Data entries for graphics:
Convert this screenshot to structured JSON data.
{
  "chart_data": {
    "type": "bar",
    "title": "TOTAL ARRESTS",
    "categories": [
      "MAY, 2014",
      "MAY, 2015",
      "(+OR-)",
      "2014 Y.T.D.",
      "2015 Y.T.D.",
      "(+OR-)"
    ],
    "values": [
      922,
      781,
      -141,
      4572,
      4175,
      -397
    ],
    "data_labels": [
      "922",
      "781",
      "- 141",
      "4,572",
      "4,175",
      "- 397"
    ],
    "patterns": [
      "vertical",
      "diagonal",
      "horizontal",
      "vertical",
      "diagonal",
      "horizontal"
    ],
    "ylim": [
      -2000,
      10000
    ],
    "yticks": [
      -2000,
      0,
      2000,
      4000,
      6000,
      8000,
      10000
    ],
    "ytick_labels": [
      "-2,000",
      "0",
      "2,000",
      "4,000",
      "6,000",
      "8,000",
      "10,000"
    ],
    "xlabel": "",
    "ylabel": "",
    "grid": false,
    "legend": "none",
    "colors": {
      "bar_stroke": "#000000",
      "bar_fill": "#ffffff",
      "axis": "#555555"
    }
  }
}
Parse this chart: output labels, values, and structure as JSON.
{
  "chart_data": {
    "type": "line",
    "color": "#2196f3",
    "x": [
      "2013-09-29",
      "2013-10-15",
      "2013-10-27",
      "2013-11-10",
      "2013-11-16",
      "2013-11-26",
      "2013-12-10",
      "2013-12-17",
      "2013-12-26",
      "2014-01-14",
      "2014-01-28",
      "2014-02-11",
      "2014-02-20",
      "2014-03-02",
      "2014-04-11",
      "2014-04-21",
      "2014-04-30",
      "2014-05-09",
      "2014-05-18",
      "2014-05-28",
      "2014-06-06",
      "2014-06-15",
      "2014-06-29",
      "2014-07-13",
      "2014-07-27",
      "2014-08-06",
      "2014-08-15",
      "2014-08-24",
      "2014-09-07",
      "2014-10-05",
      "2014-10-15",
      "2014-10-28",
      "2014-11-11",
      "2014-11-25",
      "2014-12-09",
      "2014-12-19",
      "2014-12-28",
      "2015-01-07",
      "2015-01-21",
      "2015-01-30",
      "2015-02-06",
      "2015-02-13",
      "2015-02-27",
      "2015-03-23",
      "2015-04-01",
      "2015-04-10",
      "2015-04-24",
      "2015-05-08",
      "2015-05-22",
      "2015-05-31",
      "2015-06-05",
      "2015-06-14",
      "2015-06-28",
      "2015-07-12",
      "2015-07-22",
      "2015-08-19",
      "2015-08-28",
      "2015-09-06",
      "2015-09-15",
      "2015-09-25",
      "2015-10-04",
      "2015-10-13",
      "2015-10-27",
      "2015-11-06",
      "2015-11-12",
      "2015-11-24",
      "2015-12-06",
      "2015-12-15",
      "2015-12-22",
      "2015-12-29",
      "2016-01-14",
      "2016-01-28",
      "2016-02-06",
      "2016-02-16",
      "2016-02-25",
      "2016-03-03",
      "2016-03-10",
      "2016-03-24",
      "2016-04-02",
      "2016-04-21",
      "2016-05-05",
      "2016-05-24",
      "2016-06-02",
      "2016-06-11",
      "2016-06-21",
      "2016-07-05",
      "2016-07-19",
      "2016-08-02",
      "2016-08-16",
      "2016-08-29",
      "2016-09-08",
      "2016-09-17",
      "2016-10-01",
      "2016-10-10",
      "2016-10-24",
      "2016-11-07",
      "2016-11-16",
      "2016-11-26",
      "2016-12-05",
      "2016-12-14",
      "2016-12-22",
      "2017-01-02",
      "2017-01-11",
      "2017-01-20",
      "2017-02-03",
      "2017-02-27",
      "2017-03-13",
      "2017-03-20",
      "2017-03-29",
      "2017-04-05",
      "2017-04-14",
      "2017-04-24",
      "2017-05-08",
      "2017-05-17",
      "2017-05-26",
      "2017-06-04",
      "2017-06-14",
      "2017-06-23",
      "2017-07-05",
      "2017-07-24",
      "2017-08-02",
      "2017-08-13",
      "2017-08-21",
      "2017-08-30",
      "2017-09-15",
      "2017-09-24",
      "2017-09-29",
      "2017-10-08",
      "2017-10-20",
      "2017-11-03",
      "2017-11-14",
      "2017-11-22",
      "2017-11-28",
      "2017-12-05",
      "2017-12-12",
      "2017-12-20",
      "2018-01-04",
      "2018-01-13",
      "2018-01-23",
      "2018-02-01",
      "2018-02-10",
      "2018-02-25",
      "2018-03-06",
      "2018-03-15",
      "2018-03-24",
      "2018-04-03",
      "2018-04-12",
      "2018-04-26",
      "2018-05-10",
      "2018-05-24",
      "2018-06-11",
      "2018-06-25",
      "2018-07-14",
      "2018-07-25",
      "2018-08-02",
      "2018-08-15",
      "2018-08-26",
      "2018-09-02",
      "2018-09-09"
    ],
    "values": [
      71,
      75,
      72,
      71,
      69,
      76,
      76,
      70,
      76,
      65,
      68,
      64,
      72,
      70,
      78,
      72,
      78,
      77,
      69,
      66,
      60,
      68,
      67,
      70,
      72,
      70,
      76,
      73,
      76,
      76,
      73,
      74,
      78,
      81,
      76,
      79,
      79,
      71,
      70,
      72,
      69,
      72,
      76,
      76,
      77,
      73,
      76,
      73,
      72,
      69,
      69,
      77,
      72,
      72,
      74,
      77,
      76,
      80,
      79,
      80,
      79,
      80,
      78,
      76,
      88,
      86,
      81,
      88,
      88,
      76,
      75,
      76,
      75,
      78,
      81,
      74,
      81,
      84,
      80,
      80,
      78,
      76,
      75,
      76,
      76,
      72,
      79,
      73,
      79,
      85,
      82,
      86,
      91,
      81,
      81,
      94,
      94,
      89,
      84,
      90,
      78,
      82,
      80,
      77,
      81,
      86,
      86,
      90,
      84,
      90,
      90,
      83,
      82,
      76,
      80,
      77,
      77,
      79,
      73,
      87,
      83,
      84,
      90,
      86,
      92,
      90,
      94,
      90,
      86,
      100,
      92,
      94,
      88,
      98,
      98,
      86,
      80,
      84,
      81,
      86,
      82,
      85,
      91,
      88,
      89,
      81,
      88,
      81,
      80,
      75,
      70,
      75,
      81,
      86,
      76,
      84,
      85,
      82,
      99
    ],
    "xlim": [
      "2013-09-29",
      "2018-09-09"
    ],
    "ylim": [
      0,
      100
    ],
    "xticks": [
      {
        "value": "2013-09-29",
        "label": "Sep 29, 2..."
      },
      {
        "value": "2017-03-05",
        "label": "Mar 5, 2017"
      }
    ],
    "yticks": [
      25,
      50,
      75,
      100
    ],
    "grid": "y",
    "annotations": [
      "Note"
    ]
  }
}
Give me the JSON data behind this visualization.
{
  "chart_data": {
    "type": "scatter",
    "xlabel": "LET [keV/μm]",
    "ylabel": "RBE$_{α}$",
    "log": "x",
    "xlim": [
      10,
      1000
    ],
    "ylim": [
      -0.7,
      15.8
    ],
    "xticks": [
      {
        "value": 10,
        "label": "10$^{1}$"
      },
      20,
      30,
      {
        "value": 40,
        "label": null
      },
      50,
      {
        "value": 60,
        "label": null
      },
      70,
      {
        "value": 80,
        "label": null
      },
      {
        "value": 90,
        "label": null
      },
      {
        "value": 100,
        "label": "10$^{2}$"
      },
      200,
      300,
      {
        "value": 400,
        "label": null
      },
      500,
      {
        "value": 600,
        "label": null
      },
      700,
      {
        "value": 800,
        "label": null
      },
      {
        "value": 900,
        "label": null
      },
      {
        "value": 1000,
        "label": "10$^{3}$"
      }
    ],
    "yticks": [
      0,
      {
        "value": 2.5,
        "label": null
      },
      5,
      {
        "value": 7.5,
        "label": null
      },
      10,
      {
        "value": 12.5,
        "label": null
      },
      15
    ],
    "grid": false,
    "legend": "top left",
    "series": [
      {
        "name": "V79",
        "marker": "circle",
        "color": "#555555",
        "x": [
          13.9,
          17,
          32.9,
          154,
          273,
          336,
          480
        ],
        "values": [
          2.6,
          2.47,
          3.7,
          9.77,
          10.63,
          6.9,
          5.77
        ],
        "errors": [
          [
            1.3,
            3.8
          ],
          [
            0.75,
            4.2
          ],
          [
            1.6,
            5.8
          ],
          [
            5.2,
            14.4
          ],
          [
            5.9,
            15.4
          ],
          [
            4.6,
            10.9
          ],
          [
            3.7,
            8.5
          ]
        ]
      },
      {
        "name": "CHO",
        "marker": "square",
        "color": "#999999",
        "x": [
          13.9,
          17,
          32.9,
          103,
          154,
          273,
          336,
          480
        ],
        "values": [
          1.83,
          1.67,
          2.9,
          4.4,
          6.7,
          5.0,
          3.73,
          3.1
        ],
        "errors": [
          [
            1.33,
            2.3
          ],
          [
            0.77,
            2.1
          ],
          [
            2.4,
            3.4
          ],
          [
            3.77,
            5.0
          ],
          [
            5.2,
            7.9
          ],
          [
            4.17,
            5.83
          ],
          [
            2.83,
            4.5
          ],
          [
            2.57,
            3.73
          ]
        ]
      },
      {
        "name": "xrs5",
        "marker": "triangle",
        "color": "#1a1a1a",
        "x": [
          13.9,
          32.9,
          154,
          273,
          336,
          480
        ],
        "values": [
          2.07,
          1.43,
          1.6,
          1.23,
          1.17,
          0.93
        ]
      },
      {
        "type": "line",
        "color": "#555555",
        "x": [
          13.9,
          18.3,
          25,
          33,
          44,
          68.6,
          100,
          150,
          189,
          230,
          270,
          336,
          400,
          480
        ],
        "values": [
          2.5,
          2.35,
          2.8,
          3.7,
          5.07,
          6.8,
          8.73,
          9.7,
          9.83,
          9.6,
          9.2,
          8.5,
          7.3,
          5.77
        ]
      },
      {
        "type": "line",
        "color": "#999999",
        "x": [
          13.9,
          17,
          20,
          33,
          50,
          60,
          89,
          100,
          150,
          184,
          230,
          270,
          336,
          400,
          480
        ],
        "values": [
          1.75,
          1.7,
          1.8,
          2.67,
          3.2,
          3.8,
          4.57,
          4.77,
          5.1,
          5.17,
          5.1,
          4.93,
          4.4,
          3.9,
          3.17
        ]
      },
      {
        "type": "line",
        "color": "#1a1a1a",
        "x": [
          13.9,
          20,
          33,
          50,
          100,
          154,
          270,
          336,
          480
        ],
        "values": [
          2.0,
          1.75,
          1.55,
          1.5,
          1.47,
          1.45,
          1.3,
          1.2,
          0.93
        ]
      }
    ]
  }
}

■ Work required ■
Gather every line from the entries above where the word "marker" appears, and copy them.

■ Expected answer ■
        "marker": "circle",
        "marker": "square",
        "marker": "triangle",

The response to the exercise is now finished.